- [TAREA A REALIZAR]: Copia el fragmento sobre la adopción entre "Mi esposa y yo les" y "poner al bebé.", ambos incluidos, y reemplaza "tienda" por "farmacia".

- [FRAGMENTO DEL TEXTO]:

------

Pocos días más tarde me hallaba de nuevo orando en pri­vado, cuando sentí la fuerte impresión de que mi esposa y yo debíamos llamar de inmediato a la agencia de adopción de la Sociedad de Socorro y volver a inscribirnos en la lista de adopciones. «Hazlo ahora», me susurró el Espíritu. «¡Ahora mismo!».

Mi esposa y yo les llamamos rápidamente y nos dijeron: «Nos complace volver a poner sus nombres en la lista. Sin embargo, debido a que anteriormente los retiraron, tendrán que aguardar cerca de año y medio».

Les dijimos: «Bueno, nos parece bien. Sólo queremos que vuelvan a inscribirnos».

Cerca de tres semanas más me llamarou por teléfono al trabajo. La hermana de la Sociedad de Socorro me dijo: «¿Les gustaría tener un bebé varón? De ser así, vengan por él ahora mismo». Llamé a mi esposa y me fui volando a casa. ¡Apenas podíamos creer nuestra buena fortuna! Corrimos hacia la tienda a comprar unos pañales; ni siquiera teníamos un lugar en donde poner al bebé.

Cuando llegamos a la agencia de adopción, pusieron al bebé con nosotros en un cuarto y nos dijeron: «Les daremos unos minutos para que lo vean y decidan si realmente lo quieren». Estaba desnudo. Lo examinamos de pies a cabeza y vimos que parecía encontrarse perfectamente saludable. Lloramos de gozo.

------

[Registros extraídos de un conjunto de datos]
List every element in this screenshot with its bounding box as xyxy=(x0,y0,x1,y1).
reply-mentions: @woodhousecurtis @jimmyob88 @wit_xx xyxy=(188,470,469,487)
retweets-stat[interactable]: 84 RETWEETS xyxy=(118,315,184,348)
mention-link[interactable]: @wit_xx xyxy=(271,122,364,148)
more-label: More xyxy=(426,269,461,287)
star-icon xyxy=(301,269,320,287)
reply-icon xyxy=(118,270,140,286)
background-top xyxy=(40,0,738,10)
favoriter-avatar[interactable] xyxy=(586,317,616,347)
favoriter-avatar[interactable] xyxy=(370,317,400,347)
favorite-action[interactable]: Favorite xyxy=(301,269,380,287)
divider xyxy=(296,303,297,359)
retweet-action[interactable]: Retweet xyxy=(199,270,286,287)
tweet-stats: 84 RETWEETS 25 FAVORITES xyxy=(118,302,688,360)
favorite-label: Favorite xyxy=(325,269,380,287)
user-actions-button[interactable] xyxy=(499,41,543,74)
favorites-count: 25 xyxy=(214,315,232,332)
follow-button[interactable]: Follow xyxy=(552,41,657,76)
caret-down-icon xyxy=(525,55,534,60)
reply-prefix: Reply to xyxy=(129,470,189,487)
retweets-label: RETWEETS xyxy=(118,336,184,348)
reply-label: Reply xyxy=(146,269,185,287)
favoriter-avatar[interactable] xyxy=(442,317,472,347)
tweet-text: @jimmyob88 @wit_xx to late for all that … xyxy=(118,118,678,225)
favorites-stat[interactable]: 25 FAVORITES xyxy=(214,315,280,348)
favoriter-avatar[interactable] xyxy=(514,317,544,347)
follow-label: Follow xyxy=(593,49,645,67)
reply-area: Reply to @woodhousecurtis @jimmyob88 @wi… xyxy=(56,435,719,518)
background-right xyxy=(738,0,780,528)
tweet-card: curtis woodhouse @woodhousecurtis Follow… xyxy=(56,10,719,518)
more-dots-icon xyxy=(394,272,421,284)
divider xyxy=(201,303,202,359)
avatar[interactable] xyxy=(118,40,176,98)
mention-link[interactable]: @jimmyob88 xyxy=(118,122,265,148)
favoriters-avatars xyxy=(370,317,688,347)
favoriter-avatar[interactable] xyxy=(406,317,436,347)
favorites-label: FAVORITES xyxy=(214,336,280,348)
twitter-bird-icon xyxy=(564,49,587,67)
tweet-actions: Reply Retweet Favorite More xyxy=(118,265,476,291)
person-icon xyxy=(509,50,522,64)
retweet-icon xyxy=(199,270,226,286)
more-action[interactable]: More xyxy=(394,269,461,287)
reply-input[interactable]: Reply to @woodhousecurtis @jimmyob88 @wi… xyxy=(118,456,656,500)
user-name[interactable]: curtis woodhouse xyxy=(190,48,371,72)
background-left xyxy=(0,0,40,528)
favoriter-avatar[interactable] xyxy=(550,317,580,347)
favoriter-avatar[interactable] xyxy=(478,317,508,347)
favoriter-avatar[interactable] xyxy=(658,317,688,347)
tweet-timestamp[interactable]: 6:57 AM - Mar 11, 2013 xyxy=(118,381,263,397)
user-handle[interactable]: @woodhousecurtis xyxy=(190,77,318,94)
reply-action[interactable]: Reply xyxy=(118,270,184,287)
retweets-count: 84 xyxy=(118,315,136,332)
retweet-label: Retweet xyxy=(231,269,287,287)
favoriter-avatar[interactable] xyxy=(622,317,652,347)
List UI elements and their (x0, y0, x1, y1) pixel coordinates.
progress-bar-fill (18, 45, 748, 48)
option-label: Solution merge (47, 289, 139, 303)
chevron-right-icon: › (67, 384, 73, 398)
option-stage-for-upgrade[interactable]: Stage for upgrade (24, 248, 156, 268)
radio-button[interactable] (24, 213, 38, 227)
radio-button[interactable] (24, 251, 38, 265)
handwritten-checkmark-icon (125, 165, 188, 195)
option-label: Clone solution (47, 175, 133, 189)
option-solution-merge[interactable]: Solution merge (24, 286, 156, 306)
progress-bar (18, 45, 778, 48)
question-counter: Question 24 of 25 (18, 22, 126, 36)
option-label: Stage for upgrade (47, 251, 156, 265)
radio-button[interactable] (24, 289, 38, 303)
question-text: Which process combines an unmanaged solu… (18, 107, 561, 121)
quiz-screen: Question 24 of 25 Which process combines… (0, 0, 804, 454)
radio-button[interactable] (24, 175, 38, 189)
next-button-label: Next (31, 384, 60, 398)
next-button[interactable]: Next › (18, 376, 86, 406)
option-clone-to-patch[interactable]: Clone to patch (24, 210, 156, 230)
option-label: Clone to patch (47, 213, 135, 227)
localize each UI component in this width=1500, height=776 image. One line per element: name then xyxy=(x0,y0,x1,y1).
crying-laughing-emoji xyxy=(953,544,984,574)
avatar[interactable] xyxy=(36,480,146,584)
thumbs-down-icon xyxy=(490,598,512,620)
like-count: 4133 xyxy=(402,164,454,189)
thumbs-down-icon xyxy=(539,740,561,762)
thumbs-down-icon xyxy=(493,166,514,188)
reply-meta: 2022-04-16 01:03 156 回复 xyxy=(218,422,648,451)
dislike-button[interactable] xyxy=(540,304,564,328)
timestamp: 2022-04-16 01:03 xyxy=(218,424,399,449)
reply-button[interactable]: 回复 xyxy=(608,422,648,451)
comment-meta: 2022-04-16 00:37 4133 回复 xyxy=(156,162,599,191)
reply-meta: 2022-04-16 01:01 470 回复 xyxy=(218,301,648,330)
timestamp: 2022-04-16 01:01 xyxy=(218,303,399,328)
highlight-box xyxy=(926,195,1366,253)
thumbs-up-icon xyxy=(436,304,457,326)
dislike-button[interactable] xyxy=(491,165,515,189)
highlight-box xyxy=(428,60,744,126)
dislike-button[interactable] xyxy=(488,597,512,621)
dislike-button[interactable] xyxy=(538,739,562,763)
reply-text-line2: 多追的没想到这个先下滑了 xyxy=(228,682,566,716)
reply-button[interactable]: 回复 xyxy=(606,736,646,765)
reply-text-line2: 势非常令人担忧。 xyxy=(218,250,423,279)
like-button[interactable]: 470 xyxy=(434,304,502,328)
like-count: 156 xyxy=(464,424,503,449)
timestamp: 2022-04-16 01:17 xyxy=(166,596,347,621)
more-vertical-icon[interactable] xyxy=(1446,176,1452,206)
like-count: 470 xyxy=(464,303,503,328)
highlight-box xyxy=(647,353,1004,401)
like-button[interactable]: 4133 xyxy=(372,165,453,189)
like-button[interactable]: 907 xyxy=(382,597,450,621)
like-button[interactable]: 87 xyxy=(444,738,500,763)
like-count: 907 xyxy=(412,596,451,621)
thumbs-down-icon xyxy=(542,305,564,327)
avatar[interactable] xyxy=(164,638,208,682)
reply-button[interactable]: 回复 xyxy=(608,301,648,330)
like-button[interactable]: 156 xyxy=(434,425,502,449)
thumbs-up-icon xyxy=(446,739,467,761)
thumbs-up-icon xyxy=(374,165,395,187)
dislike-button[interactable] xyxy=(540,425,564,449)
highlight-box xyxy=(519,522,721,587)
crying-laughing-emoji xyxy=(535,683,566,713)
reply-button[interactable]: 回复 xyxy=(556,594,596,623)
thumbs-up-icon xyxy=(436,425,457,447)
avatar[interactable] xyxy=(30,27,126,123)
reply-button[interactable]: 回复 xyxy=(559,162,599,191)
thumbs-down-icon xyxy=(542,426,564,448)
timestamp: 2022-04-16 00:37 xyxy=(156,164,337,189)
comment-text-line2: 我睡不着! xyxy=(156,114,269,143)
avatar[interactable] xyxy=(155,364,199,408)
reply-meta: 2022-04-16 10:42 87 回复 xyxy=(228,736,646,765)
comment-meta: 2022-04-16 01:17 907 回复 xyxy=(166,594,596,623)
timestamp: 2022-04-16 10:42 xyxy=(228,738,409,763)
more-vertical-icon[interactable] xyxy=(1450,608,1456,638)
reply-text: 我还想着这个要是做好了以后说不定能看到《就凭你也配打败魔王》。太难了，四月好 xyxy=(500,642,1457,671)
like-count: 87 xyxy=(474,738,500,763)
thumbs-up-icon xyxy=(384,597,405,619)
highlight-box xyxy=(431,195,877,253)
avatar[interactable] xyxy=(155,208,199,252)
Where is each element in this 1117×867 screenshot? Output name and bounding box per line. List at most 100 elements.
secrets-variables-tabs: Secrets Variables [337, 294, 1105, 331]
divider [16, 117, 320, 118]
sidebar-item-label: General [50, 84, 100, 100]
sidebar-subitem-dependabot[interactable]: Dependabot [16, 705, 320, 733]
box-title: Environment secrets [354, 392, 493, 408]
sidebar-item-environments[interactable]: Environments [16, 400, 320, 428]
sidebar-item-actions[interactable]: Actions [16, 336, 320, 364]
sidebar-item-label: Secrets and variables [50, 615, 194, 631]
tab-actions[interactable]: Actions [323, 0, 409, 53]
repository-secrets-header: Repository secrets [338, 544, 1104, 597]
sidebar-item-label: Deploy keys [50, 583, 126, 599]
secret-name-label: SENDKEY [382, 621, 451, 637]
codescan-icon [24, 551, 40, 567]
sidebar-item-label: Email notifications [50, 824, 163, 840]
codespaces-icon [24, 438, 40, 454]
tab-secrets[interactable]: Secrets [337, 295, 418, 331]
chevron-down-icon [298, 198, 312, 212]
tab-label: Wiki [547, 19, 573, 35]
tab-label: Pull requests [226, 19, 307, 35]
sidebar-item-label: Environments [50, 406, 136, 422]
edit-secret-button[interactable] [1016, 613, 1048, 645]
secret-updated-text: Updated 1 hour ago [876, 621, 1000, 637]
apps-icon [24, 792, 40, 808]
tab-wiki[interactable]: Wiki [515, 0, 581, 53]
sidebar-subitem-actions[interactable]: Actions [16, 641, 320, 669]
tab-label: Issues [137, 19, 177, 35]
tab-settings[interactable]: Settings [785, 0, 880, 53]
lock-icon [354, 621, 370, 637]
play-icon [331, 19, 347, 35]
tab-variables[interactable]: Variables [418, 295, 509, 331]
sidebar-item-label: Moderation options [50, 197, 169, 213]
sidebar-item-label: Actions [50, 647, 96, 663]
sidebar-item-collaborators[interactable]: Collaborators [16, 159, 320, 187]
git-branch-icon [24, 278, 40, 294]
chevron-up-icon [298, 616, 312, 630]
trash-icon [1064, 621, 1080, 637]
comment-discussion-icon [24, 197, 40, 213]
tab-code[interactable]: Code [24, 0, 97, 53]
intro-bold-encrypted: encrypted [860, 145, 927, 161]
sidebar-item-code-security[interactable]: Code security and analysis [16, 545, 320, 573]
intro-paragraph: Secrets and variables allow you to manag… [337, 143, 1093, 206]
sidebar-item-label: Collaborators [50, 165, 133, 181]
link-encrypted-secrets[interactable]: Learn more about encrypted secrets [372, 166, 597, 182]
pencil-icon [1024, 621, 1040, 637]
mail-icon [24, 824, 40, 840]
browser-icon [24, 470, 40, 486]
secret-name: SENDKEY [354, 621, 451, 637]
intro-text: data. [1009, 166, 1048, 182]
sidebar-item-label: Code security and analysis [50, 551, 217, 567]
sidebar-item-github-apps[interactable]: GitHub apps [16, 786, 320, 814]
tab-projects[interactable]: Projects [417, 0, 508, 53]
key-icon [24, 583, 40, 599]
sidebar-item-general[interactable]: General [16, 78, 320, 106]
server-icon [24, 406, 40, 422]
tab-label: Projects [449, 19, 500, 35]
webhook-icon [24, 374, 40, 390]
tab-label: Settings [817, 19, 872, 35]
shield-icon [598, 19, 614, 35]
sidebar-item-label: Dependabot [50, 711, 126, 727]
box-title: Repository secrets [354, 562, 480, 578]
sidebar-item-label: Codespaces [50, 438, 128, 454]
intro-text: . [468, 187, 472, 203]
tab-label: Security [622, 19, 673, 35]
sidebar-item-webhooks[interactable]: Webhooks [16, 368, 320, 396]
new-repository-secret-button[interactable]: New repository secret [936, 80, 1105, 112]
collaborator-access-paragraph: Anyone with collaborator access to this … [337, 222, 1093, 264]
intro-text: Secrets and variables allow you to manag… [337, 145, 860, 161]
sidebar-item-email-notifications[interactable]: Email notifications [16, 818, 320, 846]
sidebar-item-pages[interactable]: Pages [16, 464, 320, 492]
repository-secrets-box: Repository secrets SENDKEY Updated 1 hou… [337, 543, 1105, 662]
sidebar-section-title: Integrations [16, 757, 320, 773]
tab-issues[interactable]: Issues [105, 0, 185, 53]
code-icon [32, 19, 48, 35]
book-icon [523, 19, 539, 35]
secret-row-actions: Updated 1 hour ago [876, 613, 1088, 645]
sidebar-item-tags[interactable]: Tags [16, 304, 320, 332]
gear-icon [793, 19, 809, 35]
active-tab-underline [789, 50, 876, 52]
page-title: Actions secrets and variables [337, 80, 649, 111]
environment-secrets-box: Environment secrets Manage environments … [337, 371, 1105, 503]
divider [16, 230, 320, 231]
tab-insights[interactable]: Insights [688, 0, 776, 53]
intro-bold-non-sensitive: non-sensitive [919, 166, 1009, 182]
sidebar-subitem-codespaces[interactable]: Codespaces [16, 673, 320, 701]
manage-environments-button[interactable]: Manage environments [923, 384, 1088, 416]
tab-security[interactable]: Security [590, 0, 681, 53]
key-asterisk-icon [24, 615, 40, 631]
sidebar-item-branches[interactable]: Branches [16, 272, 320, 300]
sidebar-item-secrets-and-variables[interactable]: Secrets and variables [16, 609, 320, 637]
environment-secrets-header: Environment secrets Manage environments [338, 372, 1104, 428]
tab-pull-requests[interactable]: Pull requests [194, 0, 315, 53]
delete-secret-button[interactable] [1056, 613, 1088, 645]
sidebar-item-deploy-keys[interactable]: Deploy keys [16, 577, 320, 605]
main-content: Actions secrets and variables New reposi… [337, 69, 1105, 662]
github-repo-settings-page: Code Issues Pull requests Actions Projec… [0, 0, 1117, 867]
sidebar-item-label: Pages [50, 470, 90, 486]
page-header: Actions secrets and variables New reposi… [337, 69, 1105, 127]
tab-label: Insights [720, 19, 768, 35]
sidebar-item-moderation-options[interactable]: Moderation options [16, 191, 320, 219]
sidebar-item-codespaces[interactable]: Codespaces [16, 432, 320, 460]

------

- [SOLUCIÓN DEL EJERCICIO]:
Mi esposa y yo les llamamos rápidamente y nos dijeron: «Nos complace volver a poner sus nombres en la lista. Sin embargo, debido a que anteriormente los retiraron, tendrán que aguardar cerca de año y medio».

Les dijimos: «Bueno, nos parece bien. Sólo queremos que vuelvan a inscribirnos».

Cerca de tres semanas más me llamarou por teléfono al trabajo. La hermana de la Sociedad de Socorro me dijo: «¿Les gustaría tener un bebé varón? De ser así, vengan por él ahora mismo». Llamé a mi esposa y me fui volando a casa. ¡Apenas podíamos creer nuestra buena fortuna! Corrimos hacia la farmacia a comprar unos pañales; ni siquiera teníamos un lugar en donde poner al bebé.